• What to do
Output every line of the items below as a numbered list, omitting blank lines.

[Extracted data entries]
Begin

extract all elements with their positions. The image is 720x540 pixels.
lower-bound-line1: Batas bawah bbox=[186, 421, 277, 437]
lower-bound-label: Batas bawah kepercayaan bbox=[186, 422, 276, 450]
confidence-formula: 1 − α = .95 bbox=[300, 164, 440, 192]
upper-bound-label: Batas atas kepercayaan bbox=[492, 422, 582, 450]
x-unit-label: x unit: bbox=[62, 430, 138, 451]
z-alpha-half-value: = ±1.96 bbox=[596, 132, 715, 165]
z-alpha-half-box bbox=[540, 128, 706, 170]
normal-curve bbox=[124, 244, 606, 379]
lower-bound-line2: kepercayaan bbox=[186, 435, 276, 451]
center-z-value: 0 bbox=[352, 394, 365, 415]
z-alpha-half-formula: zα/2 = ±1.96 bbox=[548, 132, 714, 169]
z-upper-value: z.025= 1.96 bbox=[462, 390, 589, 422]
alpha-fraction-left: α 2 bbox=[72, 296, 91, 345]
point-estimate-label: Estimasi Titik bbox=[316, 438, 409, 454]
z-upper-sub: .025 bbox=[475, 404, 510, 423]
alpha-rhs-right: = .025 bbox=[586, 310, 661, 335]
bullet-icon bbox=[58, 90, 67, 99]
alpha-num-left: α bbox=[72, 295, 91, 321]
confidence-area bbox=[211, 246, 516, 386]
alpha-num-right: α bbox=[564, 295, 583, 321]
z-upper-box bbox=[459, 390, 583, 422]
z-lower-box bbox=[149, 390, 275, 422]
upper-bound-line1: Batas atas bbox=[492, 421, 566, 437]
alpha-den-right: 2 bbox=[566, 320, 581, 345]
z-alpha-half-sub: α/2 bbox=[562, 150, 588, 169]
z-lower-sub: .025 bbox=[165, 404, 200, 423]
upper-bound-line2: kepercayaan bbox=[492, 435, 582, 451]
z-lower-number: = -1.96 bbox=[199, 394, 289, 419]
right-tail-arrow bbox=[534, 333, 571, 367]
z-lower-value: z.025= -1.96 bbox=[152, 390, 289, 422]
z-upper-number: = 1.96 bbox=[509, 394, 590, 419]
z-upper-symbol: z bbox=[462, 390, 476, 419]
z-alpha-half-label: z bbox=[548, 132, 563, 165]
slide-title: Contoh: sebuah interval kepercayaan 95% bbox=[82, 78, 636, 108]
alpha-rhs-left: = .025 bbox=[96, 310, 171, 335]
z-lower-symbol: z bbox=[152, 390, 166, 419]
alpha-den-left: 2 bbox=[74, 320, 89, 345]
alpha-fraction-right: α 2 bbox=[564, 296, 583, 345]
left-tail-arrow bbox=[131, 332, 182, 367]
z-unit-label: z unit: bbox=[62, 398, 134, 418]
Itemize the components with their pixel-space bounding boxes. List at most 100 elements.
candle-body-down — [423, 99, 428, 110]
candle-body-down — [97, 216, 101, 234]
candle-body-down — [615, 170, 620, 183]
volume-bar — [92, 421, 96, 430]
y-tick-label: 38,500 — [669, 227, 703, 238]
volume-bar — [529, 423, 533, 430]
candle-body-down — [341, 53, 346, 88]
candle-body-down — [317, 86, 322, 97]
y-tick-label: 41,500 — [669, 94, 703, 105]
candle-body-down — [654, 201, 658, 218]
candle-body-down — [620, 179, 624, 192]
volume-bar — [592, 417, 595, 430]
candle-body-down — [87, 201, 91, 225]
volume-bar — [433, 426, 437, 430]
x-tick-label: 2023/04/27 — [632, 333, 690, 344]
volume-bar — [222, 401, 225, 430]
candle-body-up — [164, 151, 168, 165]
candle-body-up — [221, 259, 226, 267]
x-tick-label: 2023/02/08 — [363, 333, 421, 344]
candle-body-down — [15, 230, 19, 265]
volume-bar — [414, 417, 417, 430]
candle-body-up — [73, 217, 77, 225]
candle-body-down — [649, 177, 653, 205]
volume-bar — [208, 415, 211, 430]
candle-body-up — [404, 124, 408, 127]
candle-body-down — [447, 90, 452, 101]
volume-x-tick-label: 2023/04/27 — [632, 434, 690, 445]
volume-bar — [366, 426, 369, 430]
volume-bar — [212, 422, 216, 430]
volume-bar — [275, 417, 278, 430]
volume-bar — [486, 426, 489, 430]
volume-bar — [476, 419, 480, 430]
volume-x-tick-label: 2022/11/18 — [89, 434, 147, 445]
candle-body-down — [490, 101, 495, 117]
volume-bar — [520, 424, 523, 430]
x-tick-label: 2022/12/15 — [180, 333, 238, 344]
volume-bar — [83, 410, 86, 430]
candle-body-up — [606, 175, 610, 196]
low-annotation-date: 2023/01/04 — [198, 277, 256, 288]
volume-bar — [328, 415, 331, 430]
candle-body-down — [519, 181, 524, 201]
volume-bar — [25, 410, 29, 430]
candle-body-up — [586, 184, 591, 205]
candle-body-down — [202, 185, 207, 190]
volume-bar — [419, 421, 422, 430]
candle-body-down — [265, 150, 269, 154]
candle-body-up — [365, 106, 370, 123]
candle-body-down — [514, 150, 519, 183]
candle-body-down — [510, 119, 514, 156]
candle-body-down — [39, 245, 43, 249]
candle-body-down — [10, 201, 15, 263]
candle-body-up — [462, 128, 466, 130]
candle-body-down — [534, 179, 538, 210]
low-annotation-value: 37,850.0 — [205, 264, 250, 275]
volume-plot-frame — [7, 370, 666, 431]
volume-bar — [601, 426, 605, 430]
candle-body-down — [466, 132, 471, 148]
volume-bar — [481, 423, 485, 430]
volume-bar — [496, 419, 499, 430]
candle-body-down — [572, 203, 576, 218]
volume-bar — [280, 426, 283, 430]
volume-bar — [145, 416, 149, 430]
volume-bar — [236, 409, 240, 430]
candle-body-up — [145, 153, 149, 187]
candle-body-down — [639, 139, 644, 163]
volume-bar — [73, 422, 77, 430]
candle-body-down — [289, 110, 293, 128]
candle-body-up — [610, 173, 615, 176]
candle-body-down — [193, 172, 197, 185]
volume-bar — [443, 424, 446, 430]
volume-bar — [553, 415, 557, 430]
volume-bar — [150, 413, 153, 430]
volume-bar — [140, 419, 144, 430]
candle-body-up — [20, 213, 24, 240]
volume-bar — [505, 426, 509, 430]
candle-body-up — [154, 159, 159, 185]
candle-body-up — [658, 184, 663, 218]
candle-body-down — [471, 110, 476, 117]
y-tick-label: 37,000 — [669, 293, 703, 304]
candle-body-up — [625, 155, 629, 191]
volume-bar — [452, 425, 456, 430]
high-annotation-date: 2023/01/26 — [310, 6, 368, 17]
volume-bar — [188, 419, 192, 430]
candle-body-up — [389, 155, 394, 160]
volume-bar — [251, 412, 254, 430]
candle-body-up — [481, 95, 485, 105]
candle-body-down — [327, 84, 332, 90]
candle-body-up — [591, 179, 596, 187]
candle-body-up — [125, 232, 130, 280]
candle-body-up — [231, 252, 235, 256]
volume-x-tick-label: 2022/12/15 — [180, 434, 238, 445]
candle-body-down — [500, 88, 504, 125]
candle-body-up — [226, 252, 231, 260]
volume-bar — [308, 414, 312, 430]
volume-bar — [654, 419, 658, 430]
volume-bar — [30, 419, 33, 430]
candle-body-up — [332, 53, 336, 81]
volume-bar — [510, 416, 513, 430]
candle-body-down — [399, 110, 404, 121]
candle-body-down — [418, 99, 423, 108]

End

• Answer to the problem
1. extract all elements with their positions. The image is 720x540 pixels.
2. lower-bound-line1: Batas bawah bbox=[186, 421, 277, 437]
3. lower-bound-label: Batas bawah kepercayaan bbox=[186, 422, 276, 450]
4. confidence-formula: 1 − α = .95 bbox=[300, 164, 440, 192]
5. upper-bound-label: Batas atas kepercayaan bbox=[492, 422, 582, 450]
6. x-unit-label: x unit: bbox=[62, 430, 138, 451]
7. z-alpha-half-value: = ±1.96 bbox=[596, 132, 715, 165]
8. z-alpha-half-box bbox=[540, 128, 706, 170]
9. normal-curve bbox=[124, 244, 606, 379]
10. lower-bound-line2: kepercayaan bbox=[186, 435, 276, 451]
11. center-z-value: 0 bbox=[352, 394, 365, 415]
12. z-alpha-half-formula: zα/2 = ±1.96 bbox=[548, 132, 714, 169]
13. z-upper-value: z.025= 1.96 bbox=[462, 390, 589, 422]
14. alpha-fraction-left: α 2 bbox=[72, 296, 91, 345]
15. point-estimate-label: Estimasi Titik bbox=[316, 438, 409, 454]
16. z-upper-sub: .025 bbox=[475, 404, 510, 423]
17. alpha-rhs-right: = .025 bbox=[586, 310, 661, 335]
18. bullet-icon bbox=[58, 90, 67, 99]
19. alpha-num-left: α bbox=[72, 295, 91, 321]
20. confidence-area bbox=[211, 246, 516, 386]
21. alpha-num-right: α bbox=[564, 295, 583, 321]
22. z-upper-box bbox=[459, 390, 583, 422]
23. z-lower-box bbox=[149, 390, 275, 422]
24. upper-bound-line1: Batas atas bbox=[492, 421, 566, 437]
25. alpha-den-right: 2 bbox=[566, 320, 581, 345]
26. z-alpha-half-sub: α/2 bbox=[562, 150, 588, 169]
27. z-lower-sub: .025 bbox=[165, 404, 200, 423]
28. upper-bound-line2: kepercayaan bbox=[492, 435, 582, 451]
29. z-lower-number: = -1.96 bbox=[199, 394, 289, 419]
30. right-tail-arrow bbox=[534, 333, 571, 367]
31. z-lower-value: z.025= -1.96 bbox=[152, 390, 289, 422]
32. z-upper-number: = 1.96 bbox=[509, 394, 590, 419]
33. z-upper-symbol: z bbox=[462, 390, 476, 419]
34. z-alpha-half-label: z bbox=[548, 132, 563, 165]
35. slide-title: Contoh: sebuah interval kepercayaan 95% bbox=[82, 78, 636, 108]
36. alpha-rhs-left: = .025 bbox=[96, 310, 171, 335]
37. z-lower-symbol: z bbox=[152, 390, 166, 419]
38. alpha-den-left: 2 bbox=[74, 320, 89, 345]
39. alpha-fraction-right: α 2 bbox=[564, 296, 583, 345]
40. left-tail-arrow bbox=[131, 332, 182, 367]
41. z-unit-label: z unit: bbox=[62, 398, 134, 418]
42. Itemize the components with their pixel-space bounding boxes. List at most 100 elements.
43. candle-body-down — [423, 99, 428, 110]
44. candle-body-down — [97, 216, 101, 234]
45. candle-body-down — [615, 170, 620, 183]
46. volume-bar — [92, 421, 96, 430]
47. y-tick-label: 38,500 — [669, 227, 703, 238]
48. volume-bar — [529, 423, 533, 430]
49. candle-body-down — [341, 53, 346, 88]
50. candle-body-down — [317, 86, 322, 97]
51. y-tick-label: 41,500 — [669, 94, 703, 105]
52. candle-body-down — [654, 201, 658, 218]
53. candle-body-down — [620, 179, 624, 192]
54. volume-bar — [592, 417, 595, 430]
55. candle-body-down — [87, 201, 91, 225]
56. volume-bar — [433, 426, 437, 430]
57. x-tick-label: 2023/04/27 — [632, 333, 690, 344]
58. volume-bar — [222, 401, 225, 430]
59. candle-body-up — [164, 151, 168, 165]
60. candle-body-up — [221, 259, 226, 267]
61. x-tick-label: 2023/02/08 — [363, 333, 421, 344]
62. candle-body-down — [15, 230, 19, 265]
63. volume-bar — [414, 417, 417, 430]
64. candle-body-up — [73, 217, 77, 225]
65. candle-body-down — [649, 177, 653, 205]
66. volume-bar — [208, 415, 211, 430]
67. candle-body-up — [404, 124, 408, 127]
68. candle-body-down — [447, 90, 452, 101]
69. volume-x-tick-label: 2023/04/27 — [632, 434, 690, 445]
70. volume-bar — [366, 426, 369, 430]
71. volume-bar — [212, 422, 216, 430]
72. volume-bar — [275, 417, 278, 430]
73. volume-bar — [486, 426, 489, 430]
74. volume-bar — [476, 419, 480, 430]
75. volume-x-tick-label: 2022/11/18 — [89, 434, 147, 445]
76. candle-body-down — [490, 101, 495, 117]
77. volume-bar — [520, 424, 523, 430]
78. x-tick-label: 2022/12/15 — [180, 333, 238, 344]
79. volume-bar — [83, 410, 86, 430]
80. candle-body-up — [606, 175, 610, 196]
81. low-annotation-date: 2023/01/04 — [198, 277, 256, 288]
82. volume-bar — [328, 415, 331, 430]
83. candle-body-down — [519, 181, 524, 201]
84. volume-bar — [25, 410, 29, 430]
85. candle-body-up — [586, 184, 591, 205]
86. candle-body-down — [202, 185, 207, 190]
87. volume-bar — [419, 421, 422, 430]
88. candle-body-down — [265, 150, 269, 154]
89. candle-body-up — [365, 106, 370, 123]
90. candle-body-down — [514, 150, 519, 183]
91. candle-body-down — [510, 119, 514, 156]
92. candle-body-down — [39, 245, 43, 249]
93. candle-body-down — [10, 201, 15, 263]
94. candle-body-up — [462, 128, 466, 130]
95. candle-body-down — [534, 179, 538, 210]
96. low-annotation-value: 37,850.0 — [205, 264, 250, 275]
97. volume-plot-frame — [7, 370, 666, 431]
98. volume-bar — [601, 426, 605, 430]
99. candle-body-down — [466, 132, 471, 148]
100. volume-bar — [481, 423, 485, 430]
101. volume-bar — [496, 419, 499, 430]
102. candle-body-down — [572, 203, 576, 218]
103. volume-bar — [280, 426, 283, 430]
104. volume-bar — [145, 416, 149, 430]
105. volume-bar — [236, 409, 240, 430]
106. candle-body-up — [145, 153, 149, 187]
107. candle-body-down — [639, 139, 644, 163]
108. volume-bar — [73, 422, 77, 430]
109. candle-body-down — [289, 110, 293, 128]
110. candle-body-up — [610, 173, 615, 176]
111. candle-body-down — [193, 172, 197, 185]
112. volume-bar — [443, 424, 446, 430]
113. volume-bar — [553, 415, 557, 430]
114. volume-bar — [150, 413, 153, 430]
115. volume-bar — [140, 419, 144, 430]
116. candle-body-up — [20, 213, 24, 240]
117. volume-bar — [505, 426, 509, 430]
118. candle-body-up — [154, 159, 159, 185]
119. candle-body-up — [658, 184, 663, 218]
120. candle-body-down — [471, 110, 476, 117]
121. y-tick-label: 37,000 — [669, 293, 703, 304]
122. candle-body-up — [625, 155, 629, 191]
123. volume-bar — [452, 425, 456, 430]
124. high-annotation-date: 2023/01/26 — [310, 6, 368, 17]
125. volume-bar — [188, 419, 192, 430]
126. candle-body-up — [389, 155, 394, 160]
127. volume-bar — [251, 412, 254, 430]
128. candle-body-up — [481, 95, 485, 105]
129. candle-body-down — [327, 84, 332, 90]
130. candle-body-up — [591, 179, 596, 187]
131. candle-body-up — [125, 232, 130, 280]
132. candle-body-up — [231, 252, 235, 256]
133. volume-x-tick-label: 2022/12/15 — [180, 434, 238, 445]
134. candle-body-down — [500, 88, 504, 125]
135. candle-body-up — [226, 252, 231, 260]
136. volume-bar — [308, 414, 312, 430]
137. volume-bar — [654, 419, 658, 430]
138. volume-bar — [30, 419, 33, 430]
139. candle-body-up — [332, 53, 336, 81]
140. volume-bar — [510, 416, 513, 430]
141. candle-body-down — [399, 110, 404, 121]
142. candle-body-down — [418, 99, 423, 108]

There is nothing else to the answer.